Given problem ->
Write the data out again in full, with no departure from the original.

[Figure collection entries]
»»
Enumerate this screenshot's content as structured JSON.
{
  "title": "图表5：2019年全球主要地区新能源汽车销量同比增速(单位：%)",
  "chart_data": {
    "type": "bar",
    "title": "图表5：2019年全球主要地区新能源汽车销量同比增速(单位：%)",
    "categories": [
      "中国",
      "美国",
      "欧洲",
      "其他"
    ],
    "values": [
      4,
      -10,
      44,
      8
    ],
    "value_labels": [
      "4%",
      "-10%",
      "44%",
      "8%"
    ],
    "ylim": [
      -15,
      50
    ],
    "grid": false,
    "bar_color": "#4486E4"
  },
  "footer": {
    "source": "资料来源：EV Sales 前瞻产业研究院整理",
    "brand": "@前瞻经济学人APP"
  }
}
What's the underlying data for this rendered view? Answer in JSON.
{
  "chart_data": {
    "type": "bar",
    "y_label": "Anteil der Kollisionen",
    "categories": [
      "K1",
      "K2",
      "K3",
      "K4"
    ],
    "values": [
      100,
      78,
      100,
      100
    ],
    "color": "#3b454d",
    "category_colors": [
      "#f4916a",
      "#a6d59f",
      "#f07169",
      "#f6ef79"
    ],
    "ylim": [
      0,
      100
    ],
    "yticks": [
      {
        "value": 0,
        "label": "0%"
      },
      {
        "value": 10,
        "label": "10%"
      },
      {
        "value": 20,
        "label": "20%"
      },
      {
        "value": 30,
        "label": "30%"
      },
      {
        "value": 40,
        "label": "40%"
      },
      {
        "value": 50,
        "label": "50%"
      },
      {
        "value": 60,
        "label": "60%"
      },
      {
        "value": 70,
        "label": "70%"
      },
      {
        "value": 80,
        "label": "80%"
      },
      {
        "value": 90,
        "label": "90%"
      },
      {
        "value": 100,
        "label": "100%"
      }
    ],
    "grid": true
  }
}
««
Answer for the task ->
Enumerate this screenshot's content as structured JSON.
{
  "title": "图表5：2019年全球主要地区新能源汽车销量同比增速(单位：%)",
  "chart_data": {
    "type": "bar",
    "title": "图表5：2019年全球主要地区新能源汽车销量同比增速(单位：%)",
    "categories": [
      "中国",
      "美国",
      "欧洲",
      "其他"
    ],
    "values": [
      4,
      -10,
      44,
      8
    ],
    "value_labels": [
      "4%",
      "-10%",
      "44%",
      "8%"
    ],
    "ylim": [
      -15,
      50
    ],
    "grid": false,
    "bar_color": "#4486E4"
  },
  "footer": {
    "source": "资料来源：EV Sales 前瞻产业研究院整理",
    "brand": "@前瞻经济学人APP"
  }
}
What's the underlying data for this rendered view? Answer in JSON.
{
  "chart_data": {
    "type": "bar",
    "y_label": "Anteil der Kollisionen",
    "categories": [
      "K1",
      "K2",
      "K3",
      "K4"
    ],
    "values": [
      100,
      78,
      100,
      100
    ],
    "color": "#3b454d",
    "category_colors": [
      "#f4916a",
      "#a6d59f",
      "#f07169",
      "#f6ef79"
    ],
    "ylim": [
      0,
      100
    ],
    "yticks": [
      {
        "value": 0,
        "label": "0%"
      },
      {
        "value": 10,
        "label": "10%"
      },
      {
        "value": 20,
        "label": "20%"
      },
      {
        "value": 30,
        "label": "30%"
      },
      {
        "value": 40,
        "label": "40%"
      },
      {
        "value": 50,
        "label": "50%"
      },
      {
        "value": 60,
        "label": "60%"
      },
      {
        "value": 70,
        "label": "70%"
      },
      {
        "value": 80,
        "label": "80%"
      },
      {
        "value": 90,
        "label": "90%"
      },
      {
        "value": 100,
        "label": "100%"
      }
    ],
    "grid": true
  }
}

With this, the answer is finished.